小課題 1
天橋立の紹介文によれば、一字観公園という名はどのような理由で付けられたか。
小課題 2
天橋立の紹介文を、示された最後の文の後から書き継ぐこと。

抜粋文
[ 寺院 ]
遥かなる旅路が宿る
奈良・唐招提寺
Visit the Land of Eternity
奈良・唐招提寺
遥かなる旅路が宿る寺院
今回ご紹介するのは、海の京都とも言われる京都府北部の丹後半島の根元に位置する「大内峠一字観公園」。
この場所では、宮城の「松島」・広島の「宮島」とともに、日本三景の一つとして数えられる「天橋立」を静に味わうことが出来る。
弧を描くように伸びる砂州と生い茂る松林が独自の美しい景観を描き出す「天橋立」は、数千年もの時をかけ育まれたと言われている。
そんな豊かな自然に包まれた、この場所で出会った旅の記憶を紐解いてゆきたい。
多くの歌人に愛された地
この地から望む天橋立は、まるで天まで続く橋のように松並木が横一文字に見えることから、一字観公園と名付けられた。
その美しい風景は、古の時代から数多くの人々を惹きつけ、様々な歌人がこの地を訪れたという。
昭和5年5月のある日、一人の歌人がこの地を訪れている。
その歌人の名は、与謝野晶子。
「情熱の歌人」とも言われ、燃えるような恋の想いを歌った「みだれ髪」。
そして、反戦の想いを綴った「君死にたまふことなかれ」といった代表作を残しながら、女性の社会的地位の向上を目指し、自由に生きる女性の代表として生きた歌人・与謝野晶子。
残されたひとつの歌
夫の鉄幹と共にこの地を訪れた与謝野晶子は、ひとつの歌をこの地に残している。
「海山の 青きが中に 螺鈿(らでん)おく 峠の裾の 岩瀧の町 」

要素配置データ
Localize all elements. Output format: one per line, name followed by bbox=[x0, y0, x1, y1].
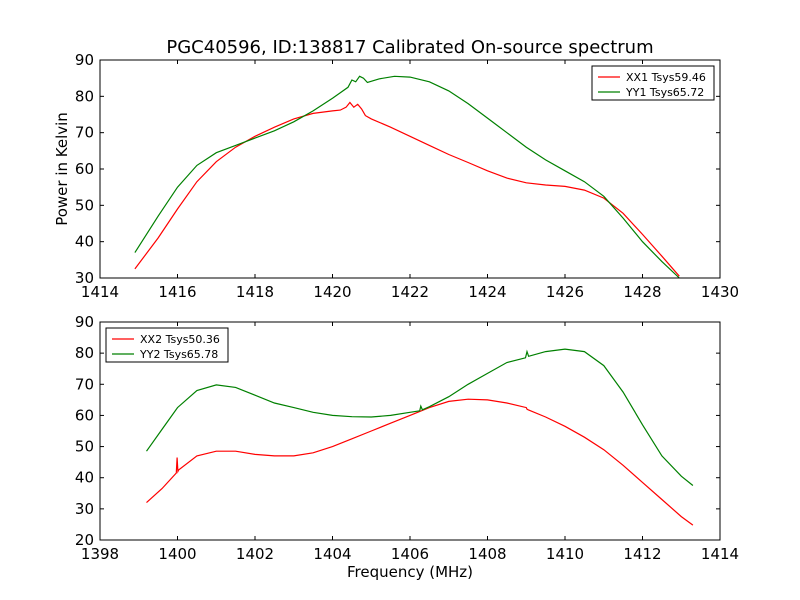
y-tick-label: 30 bbox=[75, 500, 94, 518]
x-tick-label: 1414 bbox=[701, 545, 739, 563]
x-tick-label: 1402 bbox=[236, 545, 274, 563]
legend-label: XX2 Tsys50.36 bbox=[140, 333, 220, 346]
x-tick-label: 1414 bbox=[81, 283, 119, 301]
y-tick-label: 40 bbox=[75, 233, 94, 251]
x-tick-label: 1422 bbox=[391, 283, 429, 301]
x-tick-label: 1424 bbox=[468, 283, 506, 301]
legend-label: XX1 Tsys59.46 bbox=[626, 71, 706, 84]
x-tick-label: 1398 bbox=[81, 545, 119, 563]
y-tick-label: 80 bbox=[75, 344, 94, 362]
y-tick-label: 30 bbox=[75, 269, 94, 287]
y-tick-label: 60 bbox=[75, 406, 94, 424]
series-line-0-1 bbox=[134, 75, 680, 279]
y-tick-label: 60 bbox=[75, 160, 94, 178]
y-tick-label: 70 bbox=[75, 124, 94, 142]
series-line-1-1 bbox=[146, 348, 694, 486]
x-tick-label: 1406 bbox=[391, 545, 429, 563]
chart-title: PGC40596, ID:138817 Calibrated On-source… bbox=[166, 37, 653, 58]
y-tick-label: 20 bbox=[75, 531, 94, 549]
legend-box bbox=[105, 327, 229, 363]
x-tick-label: 1418 bbox=[236, 283, 274, 301]
x-tick-label: 1426 bbox=[546, 283, 584, 301]
top-plot-legend: XX1 Tsys59.46 YY1 Tsys65.72 bbox=[591, 65, 715, 101]
y-tick-label: 90 bbox=[75, 51, 94, 69]
bottom-plot-legend: XX2 Tsys50.36 YY2 Tsys65.78 bbox=[105, 327, 229, 363]
y-tick-label: 40 bbox=[75, 469, 94, 487]
y-tick-label: 90 bbox=[75, 313, 94, 331]
series-line-1-0 bbox=[146, 398, 694, 526]
legend-box bbox=[591, 65, 715, 101]
x-tick-label: 1420 bbox=[313, 283, 351, 301]
legend-label: YY2 Tsys65.78 bbox=[139, 348, 218, 361]
x-tick-label: 1416 bbox=[158, 283, 196, 301]
bottom-plot: 1398 1400 1402 1404 1406 1408 1410 1412 1414 20 30… bbox=[75, 313, 739, 581]
top-plot: 1414 1416 1418 1420 1422 1424 1426 1428 1430 30 40… bbox=[53, 51, 739, 301]
bottom-plot-lines bbox=[146, 348, 694, 526]
x-tick-label: 1408 bbox=[468, 545, 506, 563]
x-tick-label: 1400 bbox=[158, 545, 196, 563]
x-tick-label: 1430 bbox=[701, 283, 739, 301]
top-plot-ylabel: Power in Kelvin bbox=[53, 112, 71, 226]
y-tick-label: 70 bbox=[75, 375, 94, 393]
y-tick-label: 80 bbox=[75, 87, 94, 105]
y-tick-label: 50 bbox=[75, 438, 94, 456]
y-tick-label: 50 bbox=[75, 196, 94, 214]
x-tick-label: 1428 bbox=[623, 283, 661, 301]
x-tick-label: 1404 bbox=[313, 545, 351, 563]
top-plot-ticks: 1414 1416 1418 1420 1422 1424 1426 1428 1430 30 40… bbox=[75, 51, 739, 301]
bottom-plot-xlabel: Frequency (MHz) bbox=[347, 563, 473, 581]
legend-label: YY1 Tsys65.72 bbox=[625, 86, 704, 99]
x-tick-label: 1412 bbox=[623, 545, 661, 563]
x-tick-label: 1410 bbox=[546, 545, 584, 563]
series-line-0-0 bbox=[134, 101, 680, 277]
bottom-plot-ticks: 1398 1400 1402 1404 1406 1408 1410 1412 1414 20 30… bbox=[75, 313, 739, 563]
top-plot-lines bbox=[134, 75, 680, 279]
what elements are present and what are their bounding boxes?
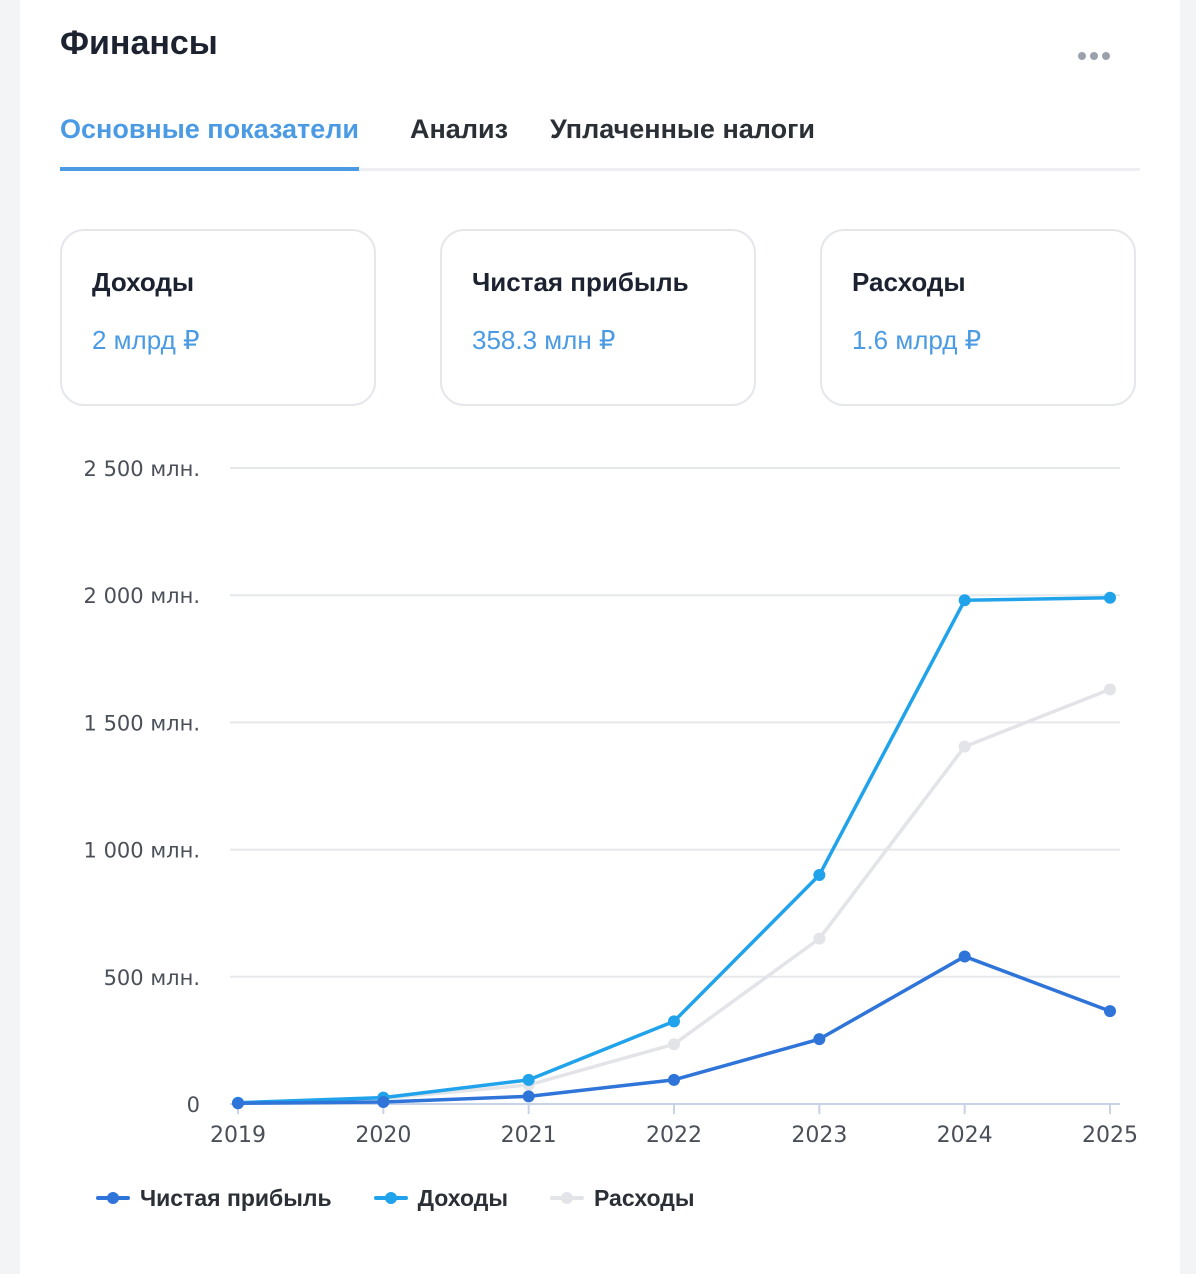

解答 1
この地から望む天橋立が、天まで続く橋のように松並木が横一文字に見えることから名付けられた。

解答 2
空の青さに海も山も溶け込み、景色が青一色となる黄昏どきに、この場所から町を見下ろすと、岩滝の町並みがまるで螺鈿細工のように輝きながら、海と山の青と美しく響き合っている、と。
この地の美しい風景に心を打たれ、その風景を想い、紡がれた歌である。
螺鈿のような美しさを
螺鈿(らでん)細工とは、アワビなどの貝がらの輝いた部分を薄くし、木地や漆地に貼り付け、美しい輝きを装飾する技法のこと。
その起源は明らかではないが、紀元前3500年の古代エジプトの装身具にその装飾が残っていると言われ、日本には1300年ほど前に中国大陸から伝えられた。
その技法は正倉院の宝物にも使われ、遥か昔から人々の暮らしを美しく彩って来た。
与謝野晶子がこの地の美しさと重ね合わせた、その「螺鈿」という言葉が表すように、数千年もの時が育んだこの場所の風景には、時を越え変わることなく人々の心と響き合う美しさが、今もなお流れ続けている。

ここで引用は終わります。